(Dataset entries on figures)

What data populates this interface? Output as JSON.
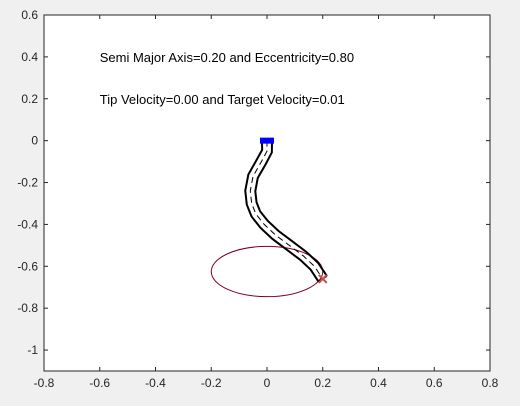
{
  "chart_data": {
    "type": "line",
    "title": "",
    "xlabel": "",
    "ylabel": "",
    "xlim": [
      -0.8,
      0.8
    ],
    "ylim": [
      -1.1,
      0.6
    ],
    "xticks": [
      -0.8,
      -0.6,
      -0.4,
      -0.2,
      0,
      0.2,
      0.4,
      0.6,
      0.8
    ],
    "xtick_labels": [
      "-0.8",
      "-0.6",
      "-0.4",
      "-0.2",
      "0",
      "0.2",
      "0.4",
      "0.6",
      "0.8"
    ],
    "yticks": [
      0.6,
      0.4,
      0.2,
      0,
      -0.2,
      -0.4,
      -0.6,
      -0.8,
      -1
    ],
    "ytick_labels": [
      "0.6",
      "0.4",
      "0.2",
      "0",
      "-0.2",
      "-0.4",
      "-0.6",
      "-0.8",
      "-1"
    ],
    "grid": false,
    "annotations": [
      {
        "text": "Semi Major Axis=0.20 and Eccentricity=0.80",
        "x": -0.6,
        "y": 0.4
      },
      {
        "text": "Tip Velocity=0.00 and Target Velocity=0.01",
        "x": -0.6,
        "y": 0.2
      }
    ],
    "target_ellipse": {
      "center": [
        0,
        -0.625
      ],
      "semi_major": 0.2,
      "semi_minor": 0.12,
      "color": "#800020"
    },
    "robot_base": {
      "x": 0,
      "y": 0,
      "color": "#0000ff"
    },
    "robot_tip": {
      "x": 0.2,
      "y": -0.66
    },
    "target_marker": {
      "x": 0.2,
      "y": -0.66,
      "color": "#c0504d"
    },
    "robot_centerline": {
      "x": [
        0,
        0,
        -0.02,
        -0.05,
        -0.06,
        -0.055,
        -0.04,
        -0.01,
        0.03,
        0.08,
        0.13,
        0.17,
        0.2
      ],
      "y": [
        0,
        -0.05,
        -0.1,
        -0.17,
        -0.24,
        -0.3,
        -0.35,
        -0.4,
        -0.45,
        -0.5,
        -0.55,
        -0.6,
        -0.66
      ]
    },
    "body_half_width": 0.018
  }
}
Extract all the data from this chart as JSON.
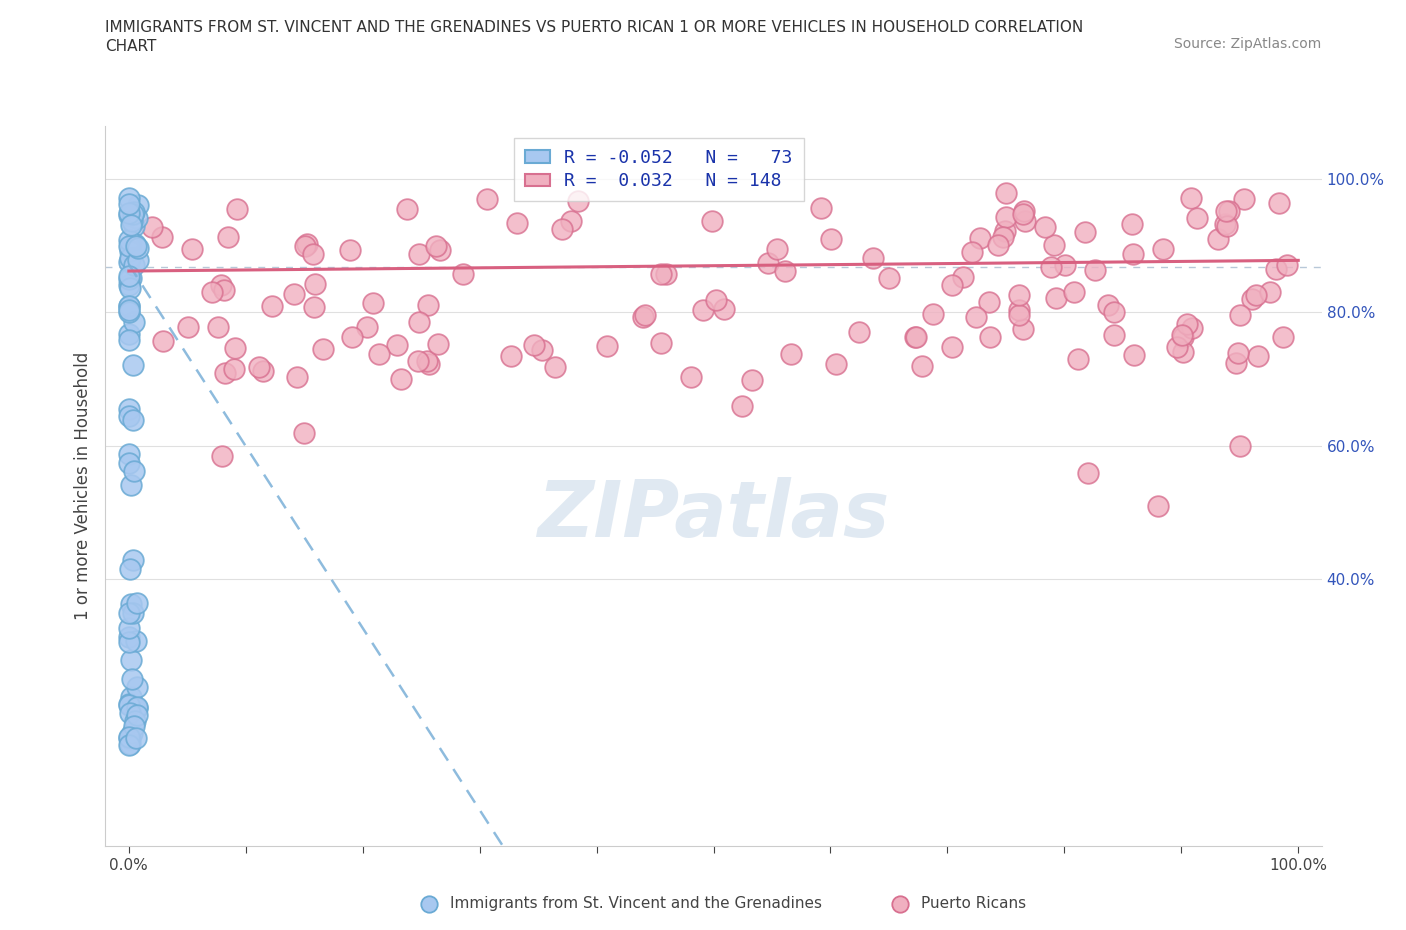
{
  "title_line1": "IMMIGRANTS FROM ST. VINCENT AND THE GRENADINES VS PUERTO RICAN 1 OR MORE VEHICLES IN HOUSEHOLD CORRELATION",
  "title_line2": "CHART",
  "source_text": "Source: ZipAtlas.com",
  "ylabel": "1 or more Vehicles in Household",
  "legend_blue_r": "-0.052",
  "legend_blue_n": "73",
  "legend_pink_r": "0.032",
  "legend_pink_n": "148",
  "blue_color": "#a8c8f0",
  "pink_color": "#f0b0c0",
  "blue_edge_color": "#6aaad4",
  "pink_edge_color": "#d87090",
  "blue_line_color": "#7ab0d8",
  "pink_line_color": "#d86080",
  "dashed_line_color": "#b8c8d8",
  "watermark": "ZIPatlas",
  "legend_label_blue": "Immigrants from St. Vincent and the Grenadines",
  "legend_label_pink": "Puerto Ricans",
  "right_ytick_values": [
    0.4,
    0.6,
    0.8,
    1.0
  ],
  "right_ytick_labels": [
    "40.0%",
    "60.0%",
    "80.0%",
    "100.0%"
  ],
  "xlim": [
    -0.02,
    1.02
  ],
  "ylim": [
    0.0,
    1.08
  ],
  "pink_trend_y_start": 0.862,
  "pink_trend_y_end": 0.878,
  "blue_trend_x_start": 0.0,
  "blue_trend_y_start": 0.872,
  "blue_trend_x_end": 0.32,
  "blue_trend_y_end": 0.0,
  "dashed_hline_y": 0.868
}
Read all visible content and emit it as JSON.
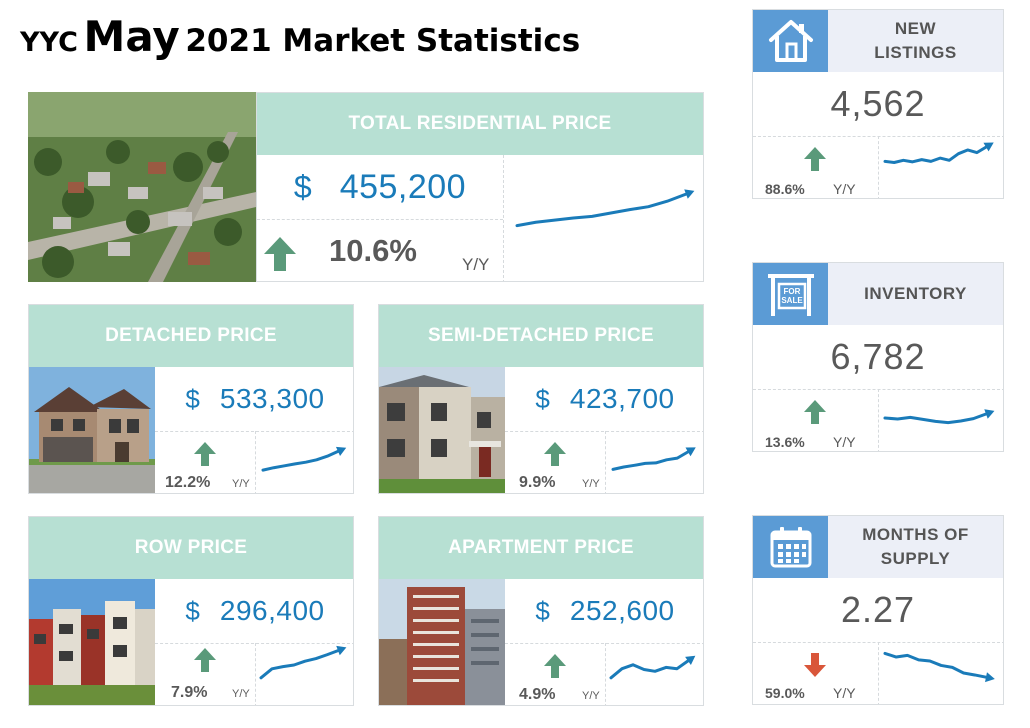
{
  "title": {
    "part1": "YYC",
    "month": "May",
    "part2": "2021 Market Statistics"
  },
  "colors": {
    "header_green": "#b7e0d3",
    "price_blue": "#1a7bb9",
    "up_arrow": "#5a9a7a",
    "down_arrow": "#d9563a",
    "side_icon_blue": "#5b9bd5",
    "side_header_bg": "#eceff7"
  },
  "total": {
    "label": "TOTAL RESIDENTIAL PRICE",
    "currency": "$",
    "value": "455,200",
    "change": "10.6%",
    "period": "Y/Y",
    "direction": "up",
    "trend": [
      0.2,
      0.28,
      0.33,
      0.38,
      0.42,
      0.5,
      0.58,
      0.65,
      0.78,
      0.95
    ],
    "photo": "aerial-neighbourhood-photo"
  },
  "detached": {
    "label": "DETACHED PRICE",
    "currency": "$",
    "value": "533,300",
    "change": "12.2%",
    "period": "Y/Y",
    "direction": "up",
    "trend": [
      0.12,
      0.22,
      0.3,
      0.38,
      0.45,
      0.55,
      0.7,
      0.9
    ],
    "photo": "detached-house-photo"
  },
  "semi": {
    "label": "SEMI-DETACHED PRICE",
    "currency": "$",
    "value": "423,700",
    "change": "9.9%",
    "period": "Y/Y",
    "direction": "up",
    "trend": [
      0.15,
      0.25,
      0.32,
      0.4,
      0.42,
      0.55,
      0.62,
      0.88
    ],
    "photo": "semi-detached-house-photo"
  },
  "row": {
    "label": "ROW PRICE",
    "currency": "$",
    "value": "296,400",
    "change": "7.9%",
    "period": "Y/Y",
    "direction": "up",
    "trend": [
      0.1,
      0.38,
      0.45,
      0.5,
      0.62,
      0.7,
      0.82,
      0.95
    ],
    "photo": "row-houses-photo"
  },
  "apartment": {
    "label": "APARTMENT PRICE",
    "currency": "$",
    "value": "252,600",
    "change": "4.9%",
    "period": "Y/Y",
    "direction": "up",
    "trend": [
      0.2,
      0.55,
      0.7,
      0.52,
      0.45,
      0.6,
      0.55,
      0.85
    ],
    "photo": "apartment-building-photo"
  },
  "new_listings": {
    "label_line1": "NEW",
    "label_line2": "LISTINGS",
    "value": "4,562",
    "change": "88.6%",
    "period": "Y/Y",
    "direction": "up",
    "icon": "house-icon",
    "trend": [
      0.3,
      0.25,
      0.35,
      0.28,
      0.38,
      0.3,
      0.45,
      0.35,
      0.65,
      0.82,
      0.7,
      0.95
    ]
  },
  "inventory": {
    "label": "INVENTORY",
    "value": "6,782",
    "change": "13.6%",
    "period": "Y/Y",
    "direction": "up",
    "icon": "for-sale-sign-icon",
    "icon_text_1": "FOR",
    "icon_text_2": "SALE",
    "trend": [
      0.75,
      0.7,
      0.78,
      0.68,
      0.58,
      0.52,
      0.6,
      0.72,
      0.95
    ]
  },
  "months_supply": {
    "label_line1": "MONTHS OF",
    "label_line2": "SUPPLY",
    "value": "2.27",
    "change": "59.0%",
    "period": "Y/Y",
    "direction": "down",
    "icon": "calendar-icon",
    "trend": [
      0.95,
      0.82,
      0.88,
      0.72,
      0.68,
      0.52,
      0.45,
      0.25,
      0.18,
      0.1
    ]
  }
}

### EXERCISE REQUIREMENTS
Output the material word for word, omitting its pictures.

### COMPLETE RESPONSE
What data populates this interface? Output as JSON.
{
  "chart_data": {
    "type": "line",
    "title": "",
    "xlabel": "",
    "ylabel": "",
    "xlim": [
      -0.8,
      0.8
    ],
    "ylim": [
      -1.1,
      0.6
    ],
    "xticks": [
      -0.8,
      -0.6,
      -0.4,
      -0.2,
      0,
      0.2,
      0.4,
      0.6,
      0.8
    ],
    "xtick_labels": [
      "-0.8",
      "-0.6",
      "-0.4",
      "-0.2",
      "0",
      "0.2",
      "0.4",
      "0.6",
      "0.8"
    ],
    "yticks": [
      0.6,
      0.4,
      0.2,
      0,
      -0.2,
      -0.4,
      -0.6,
      -0.8,
      -1
    ],
    "ytick_labels": [
      "0.6",
      "0.4",
      "0.2",
      "0",
      "-0.2",
      "-0.4",
      "-0.6",
      "-0.8",
      "-1"
    ],
    "grid": false,
    "annotations": [
      {
        "text": "Semi Major Axis=0.20 and Eccentricity=0.80",
        "x": -0.6,
        "y": 0.4
      },
      {
        "text": "Tip Velocity=0.00 and Target Velocity=0.01",
        "x": -0.6,
        "y": 0.2
      }
    ],
    "target_ellipse": {
      "center": [
        0,
        -0.625
      ],
      "semi_major": 0.2,
      "semi_minor": 0.12,
      "color": "#800020"
    },
    "robot_base": {
      "x": 0,
      "y": 0,
      "color": "#0000ff"
    },
    "robot_tip": {
      "x": 0.2,
      "y": -0.66
    },
    "target_marker": {
      "x": 0.2,
      "y": -0.66,
      "color": "#c0504d"
    },
    "robot_centerline": {
      "x": [
        0,
        0,
        -0.02,
        -0.05,
        -0.06,
        -0.055,
        -0.04,
        -0.01,
        0.03,
        0.08,
        0.13,
        0.17,
        0.2
      ],
      "y": [
        0,
        -0.05,
        -0.1,
        -0.17,
        -0.24,
        -0.3,
        -0.35,
        -0.4,
        -0.45,
        -0.5,
        -0.55,
        -0.6,
        -0.66
      ]
    },
    "body_half_width": 0.018
  }
}
Extract all the data from this chart as JSON.
{
  "title_line1": "IMMIGRANTS FROM ST. VINCENT AND THE GRENADINES VS PUERTO RICAN 1 OR MORE VEHICLES IN HOUSEHOLD CORRELATION",
  "title_line2": "CHART",
  "source_text": "Source: ZipAtlas.com",
  "ylabel": "1 or more Vehicles in Household",
  "legend_blue_r": "-0.052",
  "legend_blue_n": "73",
  "legend_pink_r": "0.032",
  "legend_pink_n": "148",
  "blue_color": "#a8c8f0",
  "pink_color": "#f0b0c0",
  "blue_edge_color": "#6aaad4",
  "pink_edge_color": "#d87090",
  "blue_line_color": "#7ab0d8",
  "pink_line_color": "#d86080",
  "dashed_line_color": "#b8c8d8",
  "watermark": "ZIPatlas",
  "legend_label_blue": "Immigrants from St. Vincent and the Grenadines",
  "legend_label_pink": "Puerto Ricans",
  "right_ytick_values": [
    0.4,
    0.6,
    0.8,
    1.0
  ],
  "right_ytick_labels": [
    "40.0%",
    "60.0%",
    "80.0%",
    "100.0%"
  ],
  "xlim": [
    -0.02,
    1.02
  ],
  "ylim": [
    0.0,
    1.08
  ],
  "pink_trend_y_start": 0.862,
  "pink_trend_y_end": 0.878,
  "blue_trend_x_start": 0.0,
  "blue_trend_y_start": 0.872,
  "blue_trend_x_end": 0.32,
  "blue_trend_y_end": 0.0,
  "dashed_hline_y": 0.868
}
Read all visible content and emit it as JSON.
{
  "title": {
    "part1": "YYC",
    "month": "May",
    "part2": "2021 Market Statistics"
  },
  "colors": {
    "header_green": "#b7e0d3",
    "price_blue": "#1a7bb9",
    "up_arrow": "#5a9a7a",
    "down_arrow": "#d9563a",
    "side_icon_blue": "#5b9bd5",
    "side_header_bg": "#eceff7"
  },
  "total": {
    "label": "TOTAL RESIDENTIAL PRICE",
    "currency": "$",
    "value": "455,200",
    "change": "10.6%",
    "period": "Y/Y",
    "direction": "up",
    "trend": [
      0.2,
      0.28,
      0.33,
      0.38,
      0.42,
      0.5,
      0.58,
      0.65,
      0.78,
      0.95
    ],
    "photo": "aerial-neighbourhood-photo"
  },
  "detached": {
    "label": "DETACHED PRICE",
    "currency": "$",
    "value": "533,300",
    "change": "12.2%",
    "period": "Y/Y",
    "direction": "up",
    "trend": [
      0.12,
      0.22,
      0.3,
      0.38,
      0.45,
      0.55,
      0.7,
      0.9
    ],
    "photo": "detached-house-photo"
  },
  "semi": {
    "label": "SEMI-DETACHED PRICE",
    "currency": "$",
    "value": "423,700",
    "change": "9.9%",
    "period": "Y/Y",
    "direction": "up",
    "trend": [
      0.15,
      0.25,
      0.32,
      0.4,
      0.42,
      0.55,
      0.62,
      0.88
    ],
    "photo": "semi-detached-house-photo"
  },
  "row": {
    "label": "ROW PRICE",
    "currency": "$",
    "value": "296,400",
    "change": "7.9%",
    "period": "Y/Y",
    "direction": "up",
    "trend": [
      0.1,
      0.38,
      0.45,
      0.5,
      0.62,
      0.7,
      0.82,
      0.95
    ],
    "photo": "row-houses-photo"
  },
  "apartment": {
    "label": "APARTMENT PRICE",
    "currency": "$",
    "value": "252,600",
    "change": "4.9%",
    "period": "Y/Y",
    "direction": "up",
    "trend": [
      0.2,
      0.55,
      0.7,
      0.52,
      0.45,
      0.6,
      0.55,
      0.85
    ],
    "photo": "apartment-building-photo"
  },
  "new_listings": {
    "label_line1": "NEW",
    "label_line2": "LISTINGS",
    "value": "4,562",
    "change": "88.6%",
    "period": "Y/Y",
    "direction": "up",
    "icon": "house-icon",
    "trend": [
      0.3,
      0.25,
      0.35,
      0.28,
      0.38,
      0.3,
      0.45,
      0.35,
      0.65,
      0.82,
      0.7,
      0.95
    ]
  },
  "inventory": {
    "label": "INVENTORY",
    "value": "6,782",
    "change": "13.6%",
    "period": "Y/Y",
    "direction": "up",
    "icon": "for-sale-sign-icon",
    "icon_text_1": "FOR",
    "icon_text_2": "SALE",
    "trend": [
      0.75,
      0.7,
      0.78,
      0.68,
      0.58,
      0.52,
      0.6,
      0.72,
      0.95
    ]
  },
  "months_supply": {
    "label_line1": "MONTHS OF",
    "label_line2": "SUPPLY",
    "value": "2.27",
    "change": "59.0%",
    "period": "Y/Y",
    "direction": "down",
    "icon": "calendar-icon",
    "trend": [
      0.95,
      0.82,
      0.88,
      0.72,
      0.68,
      0.52,
      0.45,
      0.25,
      0.18,
      0.1
    ]
  }
}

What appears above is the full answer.